## Exercise task:
Type out all the records word for word. Any pictures are to be left out.

___ Data rows ___

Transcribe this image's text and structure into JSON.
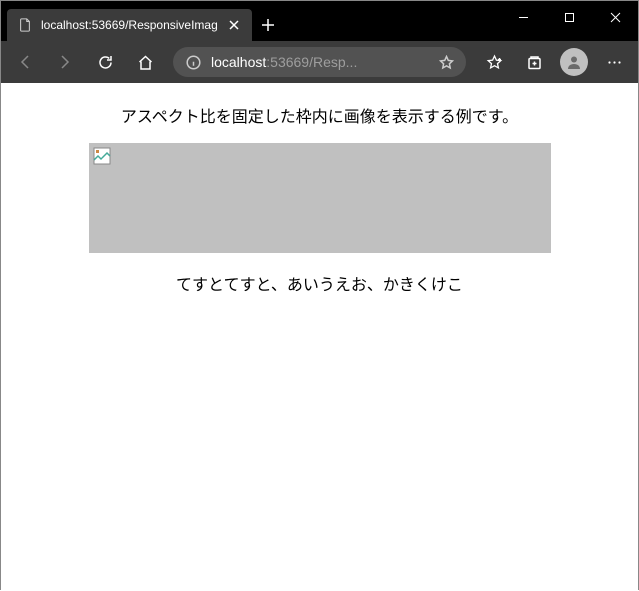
{
  "browser": {
    "tab_title": "localhost:53669/ResponsiveImag",
    "address": {
      "host": "localhost",
      "port_path": ":53669/Resp..."
    }
  },
  "page": {
    "heading": "アスペクト比を固定した枠内に画像を表示する例です。",
    "body_text": "てすとてすと、あいうえお、かきくけこ"
  }
}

___

## Task result:
Transcribe this image's text and structure into JSON.
{
  "browser": {
    "tab_title": "localhost:53669/ResponsiveImag",
    "address": {
      "host": "localhost",
      "port_path": ":53669/Resp..."
    }
  },
  "page": {
    "heading": "アスペクト比を固定した枠内に画像を表示する例です。",
    "body_text": "てすとてすと、あいうえお、かきくけこ"
  }
}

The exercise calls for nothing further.